Dataset items
• • • • • • •
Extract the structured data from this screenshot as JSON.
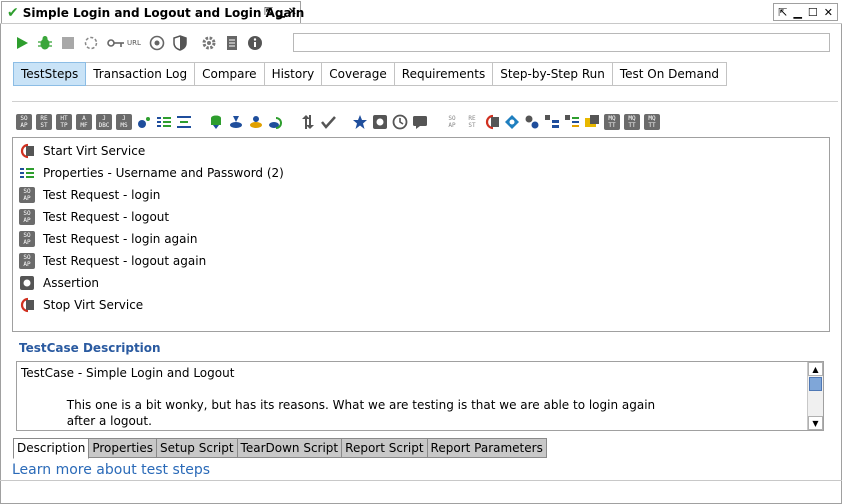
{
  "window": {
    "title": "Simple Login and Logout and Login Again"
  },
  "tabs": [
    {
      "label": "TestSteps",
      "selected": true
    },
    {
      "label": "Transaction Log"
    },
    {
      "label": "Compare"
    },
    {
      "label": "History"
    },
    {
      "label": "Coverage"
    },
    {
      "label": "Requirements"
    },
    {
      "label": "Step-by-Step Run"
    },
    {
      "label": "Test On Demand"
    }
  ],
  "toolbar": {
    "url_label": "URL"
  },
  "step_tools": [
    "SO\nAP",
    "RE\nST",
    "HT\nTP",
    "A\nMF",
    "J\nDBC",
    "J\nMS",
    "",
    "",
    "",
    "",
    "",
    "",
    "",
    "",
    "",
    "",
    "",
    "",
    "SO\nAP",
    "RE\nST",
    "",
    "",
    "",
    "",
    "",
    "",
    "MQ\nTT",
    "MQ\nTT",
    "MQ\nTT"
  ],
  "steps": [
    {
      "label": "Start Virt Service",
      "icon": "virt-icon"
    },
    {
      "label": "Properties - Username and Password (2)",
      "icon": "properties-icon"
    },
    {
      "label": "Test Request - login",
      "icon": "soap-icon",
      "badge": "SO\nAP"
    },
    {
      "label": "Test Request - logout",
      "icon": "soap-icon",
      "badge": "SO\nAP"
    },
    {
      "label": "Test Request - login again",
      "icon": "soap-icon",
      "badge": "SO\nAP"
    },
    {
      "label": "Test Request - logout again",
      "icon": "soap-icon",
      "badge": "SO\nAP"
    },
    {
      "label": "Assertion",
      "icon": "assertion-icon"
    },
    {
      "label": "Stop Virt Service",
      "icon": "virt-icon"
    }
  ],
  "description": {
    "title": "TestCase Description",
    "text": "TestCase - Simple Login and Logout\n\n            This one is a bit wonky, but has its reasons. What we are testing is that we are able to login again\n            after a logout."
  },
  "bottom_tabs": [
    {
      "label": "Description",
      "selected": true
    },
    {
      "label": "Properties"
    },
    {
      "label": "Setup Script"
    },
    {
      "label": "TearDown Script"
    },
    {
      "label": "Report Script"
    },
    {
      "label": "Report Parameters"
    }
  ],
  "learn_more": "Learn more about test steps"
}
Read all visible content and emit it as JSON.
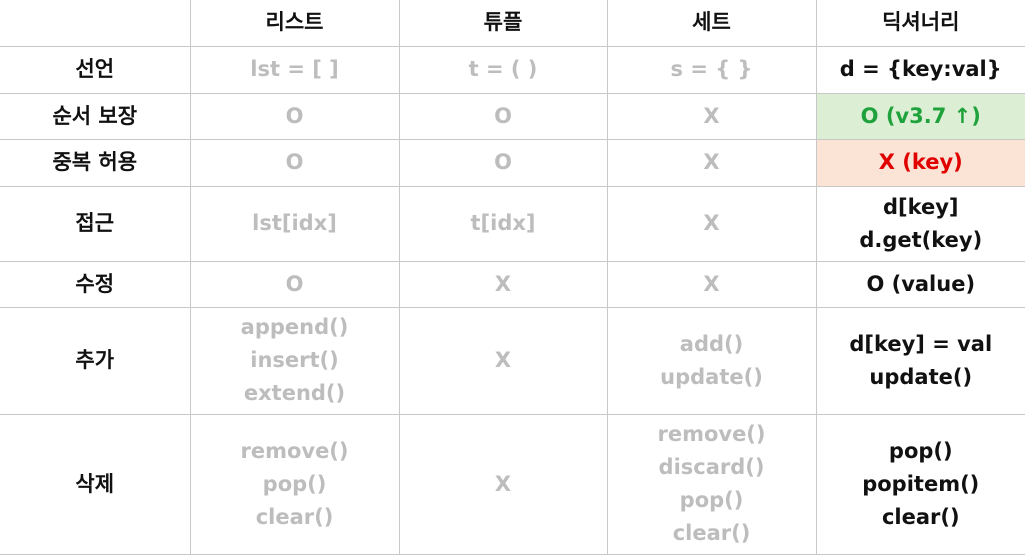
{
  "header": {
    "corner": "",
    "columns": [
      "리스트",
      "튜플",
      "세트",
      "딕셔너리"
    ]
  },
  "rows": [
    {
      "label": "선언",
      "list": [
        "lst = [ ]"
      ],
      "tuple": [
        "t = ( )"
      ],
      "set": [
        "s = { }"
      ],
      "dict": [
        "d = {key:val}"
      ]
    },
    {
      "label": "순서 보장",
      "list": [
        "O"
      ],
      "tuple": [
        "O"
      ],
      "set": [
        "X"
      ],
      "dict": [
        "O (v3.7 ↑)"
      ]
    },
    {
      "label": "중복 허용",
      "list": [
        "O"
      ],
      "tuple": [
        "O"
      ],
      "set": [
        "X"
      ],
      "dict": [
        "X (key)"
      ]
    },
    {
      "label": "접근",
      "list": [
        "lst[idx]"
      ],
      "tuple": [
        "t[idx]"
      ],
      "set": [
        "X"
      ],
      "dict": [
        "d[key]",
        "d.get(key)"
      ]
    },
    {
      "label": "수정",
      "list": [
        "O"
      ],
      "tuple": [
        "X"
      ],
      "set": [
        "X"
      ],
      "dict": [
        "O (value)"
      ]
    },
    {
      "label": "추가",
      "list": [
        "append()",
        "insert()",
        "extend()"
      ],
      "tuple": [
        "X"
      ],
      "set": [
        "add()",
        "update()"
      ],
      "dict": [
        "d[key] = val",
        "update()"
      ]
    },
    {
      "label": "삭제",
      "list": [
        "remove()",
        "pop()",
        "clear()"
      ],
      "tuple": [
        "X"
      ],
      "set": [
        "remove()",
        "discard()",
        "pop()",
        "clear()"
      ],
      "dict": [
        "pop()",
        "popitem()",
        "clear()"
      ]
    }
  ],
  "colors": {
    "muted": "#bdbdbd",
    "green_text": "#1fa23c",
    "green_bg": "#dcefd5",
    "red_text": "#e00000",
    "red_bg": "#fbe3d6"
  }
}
• • • • • • •
Copy the whole listing above word for word but do not carry over the pictures.

• RESPONSE
Extract the structured data from this screenshot as JSON.
{
  "window": {
    "title": "Simple Login and Logout and Login Again"
  },
  "tabs": [
    {
      "label": "TestSteps",
      "selected": true
    },
    {
      "label": "Transaction Log"
    },
    {
      "label": "Compare"
    },
    {
      "label": "History"
    },
    {
      "label": "Coverage"
    },
    {
      "label": "Requirements"
    },
    {
      "label": "Step-by-Step Run"
    },
    {
      "label": "Test On Demand"
    }
  ],
  "toolbar": {
    "url_label": "URL"
  },
  "step_tools": [
    "SO\nAP",
    "RE\nST",
    "HT\nTP",
    "A\nMF",
    "J\nDBC",
    "J\nMS",
    "",
    "",
    "",
    "",
    "",
    "",
    "",
    "",
    "",
    "",
    "",
    "",
    "SO\nAP",
    "RE\nST",
    "",
    "",
    "",
    "",
    "",
    "",
    "MQ\nTT",
    "MQ\nTT",
    "MQ\nTT"
  ],
  "steps": [
    {
      "label": "Start Virt Service",
      "icon": "virt-icon"
    },
    {
      "label": "Properties - Username and Password (2)",
      "icon": "properties-icon"
    },
    {
      "label": "Test Request - login",
      "icon": "soap-icon",
      "badge": "SO\nAP"
    },
    {
      "label": "Test Request - logout",
      "icon": "soap-icon",
      "badge": "SO\nAP"
    },
    {
      "label": "Test Request - login again",
      "icon": "soap-icon",
      "badge": "SO\nAP"
    },
    {
      "label": "Test Request - logout again",
      "icon": "soap-icon",
      "badge": "SO\nAP"
    },
    {
      "label": "Assertion",
      "icon": "assertion-icon"
    },
    {
      "label": "Stop Virt Service",
      "icon": "virt-icon"
    }
  ],
  "description": {
    "title": "TestCase Description",
    "text": "TestCase - Simple Login and Logout\n\n            This one is a bit wonky, but has its reasons. What we are testing is that we are able to login again\n            after a logout."
  },
  "bottom_tabs": [
    {
      "label": "Description",
      "selected": true
    },
    {
      "label": "Properties"
    },
    {
      "label": "Setup Script"
    },
    {
      "label": "TearDown Script"
    },
    {
      "label": "Report Script"
    },
    {
      "label": "Report Parameters"
    }
  ],
  "learn_more": "Learn more about test steps"
}
Read all visible content and emit it as JSON.
{
  "header": {
    "corner": "",
    "columns": [
      "리스트",
      "튜플",
      "세트",
      "딕셔너리"
    ]
  },
  "rows": [
    {
      "label": "선언",
      "list": [
        "lst = [ ]"
      ],
      "tuple": [
        "t = ( )"
      ],
      "set": [
        "s = { }"
      ],
      "dict": [
        "d = {key:val}"
      ]
    },
    {
      "label": "순서 보장",
      "list": [
        "O"
      ],
      "tuple": [
        "O"
      ],
      "set": [
        "X"
      ],
      "dict": [
        "O (v3.7 ↑)"
      ]
    },
    {
      "label": "중복 허용",
      "list": [
        "O"
      ],
      "tuple": [
        "O"
      ],
      "set": [
        "X"
      ],
      "dict": [
        "X (key)"
      ]
    },
    {
      "label": "접근",
      "list": [
        "lst[idx]"
      ],
      "tuple": [
        "t[idx]"
      ],
      "set": [
        "X"
      ],
      "dict": [
        "d[key]",
        "d.get(key)"
      ]
    },
    {
      "label": "수정",
      "list": [
        "O"
      ],
      "tuple": [
        "X"
      ],
      "set": [
        "X"
      ],
      "dict": [
        "O (value)"
      ]
    },
    {
      "label": "추가",
      "list": [
        "append()",
        "insert()",
        "extend()"
      ],
      "tuple": [
        "X"
      ],
      "set": [
        "add()",
        "update()"
      ],
      "dict": [
        "d[key] = val",
        "update()"
      ]
    },
    {
      "label": "삭제",
      "list": [
        "remove()",
        "pop()",
        "clear()"
      ],
      "tuple": [
        "X"
      ],
      "set": [
        "remove()",
        "discard()",
        "pop()",
        "clear()"
      ],
      "dict": [
        "pop()",
        "popitem()",
        "clear()"
      ]
    }
  ],
  "colors": {
    "muted": "#bdbdbd",
    "green_text": "#1fa23c",
    "green_bg": "#dcefd5",
    "red_text": "#e00000",
    "red_bg": "#fbe3d6"
  }
}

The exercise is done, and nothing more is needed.